• **SCHRIFTLICHE AUFGABE**:
Prüfe, ob die folgenden Aussagen mit dem Text über die Fan-Kultur in Liechtenstein übereinstimmen, und gib zu jeder Ja oder Nein samt den entscheidenden Worten des Textes als wörtliches Zitat an.
1. In Vaduz werden häufig Pyros gezündet.
2. Zu Ospelts Zeit gab es dreissig richtig aktive Fans.
3. Die Klubfarbe ist Schwarz.

• **DOKUMENT**:
————————
Die neuartige Fan-Kultur trifft in Liechtenstein auf harten Boden. «Hier werden Ultras noch immer mit Hooligans gleichgesetzt», bedauert Ospelt. Die Anonymität anderer Kurven kennt man in Vaduz nicht. Vom Tribünenpublikum bis zum Polizisten weiss jeder, wer diese wilden Kerle sind, die bei Heimspielen grölend herumhüpfen. Das alleine gilt schon als suspekt, wenn aber Pyros gezündet werden – was selten geschieht – hagelt es umgehend Stadionverbote.

 

Ohnehin muss man im Ländle einige Kompromisse eingehen bei den Ultra-Grundsätzen. «Eigentlich sollte man den gegnerischen Fans feindlich gegenüberstehen. Aber wenn man zahlenmässig derart unterlegen ist, macht das ja keinen Sinn», meint Ospelt. Dreissig richtig aktive Fans habe es zu seiner Zeit gegeben, dazu ein paar Dutzend, die unregelmässig dabei waren. Auch bei der Unabhängigkeit, die anderen Kurven so wichtig ist, werden Abstriche gemacht. Manchmal stellt der Verein Konfettikanonen oder Choreomaterial bereit, im Gegenzug helfen die Fans bei der Gestaltung eines Schals oder verzichten auch mal auf die typischen schwarzen Shirts und tragen die Klubfarbe Rot.

Groundhopper-Mekka

 

Eingebettet zwischen dicht bewaldeten Bergen bietet der Rheinpark eine fantastische Kulisse. Robin Ospelt nimmt diese nach so vielen Besuchen gar nicht mehr richtig war. Regelmässig sind sogenannte Groundhopper vor Ort anzutreffen, die möglichst viele Stadien besuchen wollen  – der Länderpunkt Liechtenstein ist ein Muss –, und die seien oft begeistert, auch von den Flutlichtmasten, wie sie nur noch solche «Old Grounds» haben.
————————
• **ERFASSTE DATEN**:
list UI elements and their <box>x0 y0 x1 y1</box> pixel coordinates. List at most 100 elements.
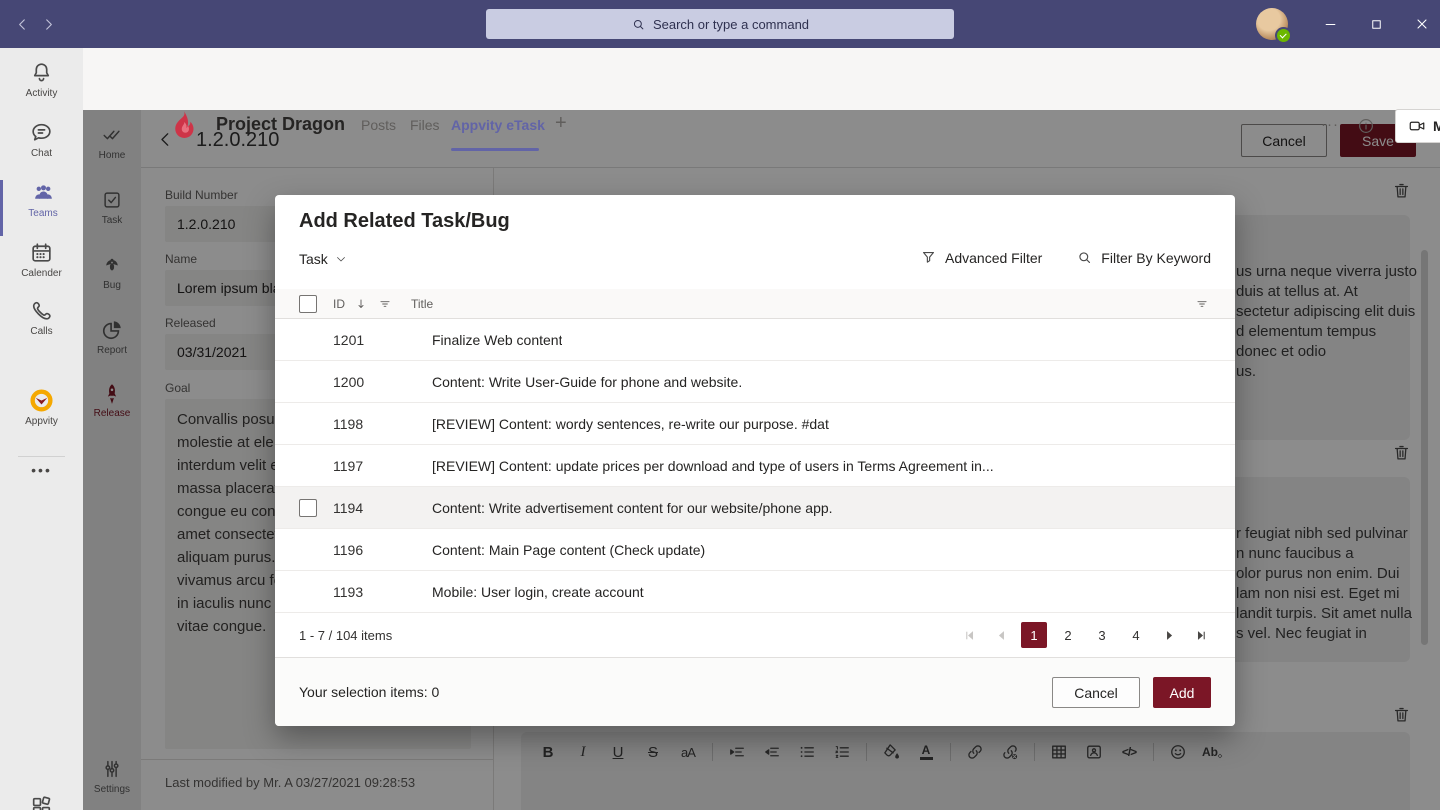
————————
• **SCHRIFTLICHE LÖSUNG**:
1. Nein: „was selten geschieht“
2. Ja: „Dreissig richtig aktive Fans habe es zu seiner Zeit gegeben“
3. Nein: „tragen die Klubfarbe Rot“